● Records for this task
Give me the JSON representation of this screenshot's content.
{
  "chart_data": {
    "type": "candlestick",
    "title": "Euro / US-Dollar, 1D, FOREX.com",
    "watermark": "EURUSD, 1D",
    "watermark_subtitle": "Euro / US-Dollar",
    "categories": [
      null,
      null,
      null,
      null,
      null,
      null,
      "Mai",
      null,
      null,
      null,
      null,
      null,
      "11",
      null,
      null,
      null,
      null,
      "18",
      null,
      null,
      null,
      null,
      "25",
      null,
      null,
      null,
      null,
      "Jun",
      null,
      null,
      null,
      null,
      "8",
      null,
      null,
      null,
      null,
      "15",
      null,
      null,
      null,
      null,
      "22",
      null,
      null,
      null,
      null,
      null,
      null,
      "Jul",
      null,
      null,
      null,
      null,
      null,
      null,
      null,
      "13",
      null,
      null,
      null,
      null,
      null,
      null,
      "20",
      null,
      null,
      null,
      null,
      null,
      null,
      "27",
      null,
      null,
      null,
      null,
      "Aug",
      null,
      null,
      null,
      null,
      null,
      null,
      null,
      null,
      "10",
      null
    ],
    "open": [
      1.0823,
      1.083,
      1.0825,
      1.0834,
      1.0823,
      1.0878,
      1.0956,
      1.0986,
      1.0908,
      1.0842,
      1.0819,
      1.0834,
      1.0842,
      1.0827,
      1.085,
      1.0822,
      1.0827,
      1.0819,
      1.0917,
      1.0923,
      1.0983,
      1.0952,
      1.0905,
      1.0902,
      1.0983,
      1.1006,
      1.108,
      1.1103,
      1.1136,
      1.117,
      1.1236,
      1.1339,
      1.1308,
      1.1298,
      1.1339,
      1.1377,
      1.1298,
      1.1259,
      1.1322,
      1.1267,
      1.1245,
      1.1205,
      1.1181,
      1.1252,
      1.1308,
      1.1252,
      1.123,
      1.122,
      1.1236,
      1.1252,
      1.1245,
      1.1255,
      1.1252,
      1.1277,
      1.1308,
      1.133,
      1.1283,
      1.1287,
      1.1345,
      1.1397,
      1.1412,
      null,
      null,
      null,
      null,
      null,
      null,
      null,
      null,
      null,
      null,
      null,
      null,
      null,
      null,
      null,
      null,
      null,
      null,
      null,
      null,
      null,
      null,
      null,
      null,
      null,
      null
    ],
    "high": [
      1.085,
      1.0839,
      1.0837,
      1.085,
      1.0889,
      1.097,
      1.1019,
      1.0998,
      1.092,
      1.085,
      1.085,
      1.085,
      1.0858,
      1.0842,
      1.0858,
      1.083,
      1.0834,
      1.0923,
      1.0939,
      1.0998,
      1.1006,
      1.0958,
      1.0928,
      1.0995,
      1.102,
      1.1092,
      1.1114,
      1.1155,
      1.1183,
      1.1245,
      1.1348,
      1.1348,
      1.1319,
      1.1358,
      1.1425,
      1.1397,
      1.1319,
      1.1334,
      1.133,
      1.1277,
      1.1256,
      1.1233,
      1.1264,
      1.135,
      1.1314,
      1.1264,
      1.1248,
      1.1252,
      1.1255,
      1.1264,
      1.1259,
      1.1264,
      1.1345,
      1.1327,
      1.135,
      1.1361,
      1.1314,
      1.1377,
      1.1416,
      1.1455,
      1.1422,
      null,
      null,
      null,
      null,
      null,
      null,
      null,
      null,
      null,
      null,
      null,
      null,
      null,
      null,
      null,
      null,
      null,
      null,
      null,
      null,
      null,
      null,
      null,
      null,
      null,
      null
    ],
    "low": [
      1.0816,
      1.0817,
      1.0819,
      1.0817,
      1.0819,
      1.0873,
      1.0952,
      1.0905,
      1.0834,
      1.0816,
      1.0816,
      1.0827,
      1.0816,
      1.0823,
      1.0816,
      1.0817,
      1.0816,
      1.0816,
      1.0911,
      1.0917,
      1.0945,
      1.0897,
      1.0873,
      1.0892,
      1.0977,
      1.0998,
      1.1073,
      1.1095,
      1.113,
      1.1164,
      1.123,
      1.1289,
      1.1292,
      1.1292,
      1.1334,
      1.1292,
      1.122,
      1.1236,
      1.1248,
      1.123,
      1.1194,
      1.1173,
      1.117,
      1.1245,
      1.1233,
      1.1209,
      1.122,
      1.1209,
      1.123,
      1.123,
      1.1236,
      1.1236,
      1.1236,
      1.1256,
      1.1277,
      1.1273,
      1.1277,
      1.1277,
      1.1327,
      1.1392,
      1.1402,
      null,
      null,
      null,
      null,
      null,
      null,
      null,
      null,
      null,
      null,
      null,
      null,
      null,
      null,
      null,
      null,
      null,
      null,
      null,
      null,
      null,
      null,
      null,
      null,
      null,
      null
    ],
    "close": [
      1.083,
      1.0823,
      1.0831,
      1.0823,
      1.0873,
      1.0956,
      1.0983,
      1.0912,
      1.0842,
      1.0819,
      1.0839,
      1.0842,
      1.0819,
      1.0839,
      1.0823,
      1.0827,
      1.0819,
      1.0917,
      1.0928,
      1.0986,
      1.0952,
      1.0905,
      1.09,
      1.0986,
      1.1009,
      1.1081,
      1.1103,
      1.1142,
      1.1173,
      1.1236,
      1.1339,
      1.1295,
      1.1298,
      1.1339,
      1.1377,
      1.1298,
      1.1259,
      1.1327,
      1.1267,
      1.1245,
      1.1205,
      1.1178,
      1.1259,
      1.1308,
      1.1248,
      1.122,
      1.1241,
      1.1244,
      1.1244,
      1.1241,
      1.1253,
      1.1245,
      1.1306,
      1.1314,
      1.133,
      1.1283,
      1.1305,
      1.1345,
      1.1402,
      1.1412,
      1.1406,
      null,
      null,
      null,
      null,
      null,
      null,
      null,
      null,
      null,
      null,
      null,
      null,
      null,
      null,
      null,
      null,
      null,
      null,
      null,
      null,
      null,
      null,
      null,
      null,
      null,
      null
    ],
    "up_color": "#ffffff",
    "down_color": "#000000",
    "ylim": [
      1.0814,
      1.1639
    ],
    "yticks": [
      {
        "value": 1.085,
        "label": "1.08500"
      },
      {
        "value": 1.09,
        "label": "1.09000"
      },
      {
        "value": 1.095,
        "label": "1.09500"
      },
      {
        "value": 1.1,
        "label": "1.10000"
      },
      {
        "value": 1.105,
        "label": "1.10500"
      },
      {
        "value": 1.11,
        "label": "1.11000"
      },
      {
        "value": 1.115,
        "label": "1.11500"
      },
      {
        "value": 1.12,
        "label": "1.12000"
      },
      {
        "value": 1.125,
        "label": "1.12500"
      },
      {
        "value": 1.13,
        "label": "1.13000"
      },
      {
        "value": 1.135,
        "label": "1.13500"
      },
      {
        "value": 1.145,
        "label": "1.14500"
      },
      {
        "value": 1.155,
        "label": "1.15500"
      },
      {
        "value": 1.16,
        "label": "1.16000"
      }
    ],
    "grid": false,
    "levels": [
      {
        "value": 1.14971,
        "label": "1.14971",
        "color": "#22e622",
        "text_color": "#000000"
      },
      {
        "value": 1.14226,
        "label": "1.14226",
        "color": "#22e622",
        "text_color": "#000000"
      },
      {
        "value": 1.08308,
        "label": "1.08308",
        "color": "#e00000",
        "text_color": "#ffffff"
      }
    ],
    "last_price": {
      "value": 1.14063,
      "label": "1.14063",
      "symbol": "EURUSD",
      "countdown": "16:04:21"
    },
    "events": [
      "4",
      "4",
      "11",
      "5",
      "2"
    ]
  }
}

● Exercise directions
Locate the string "Euro" in the listing above and copy every line where it occurs.

● Task result
    "title": "Euro / US-Dollar, 1D, FOREX.com",
    "watermark_subtitle": "Euro / US-Dollar",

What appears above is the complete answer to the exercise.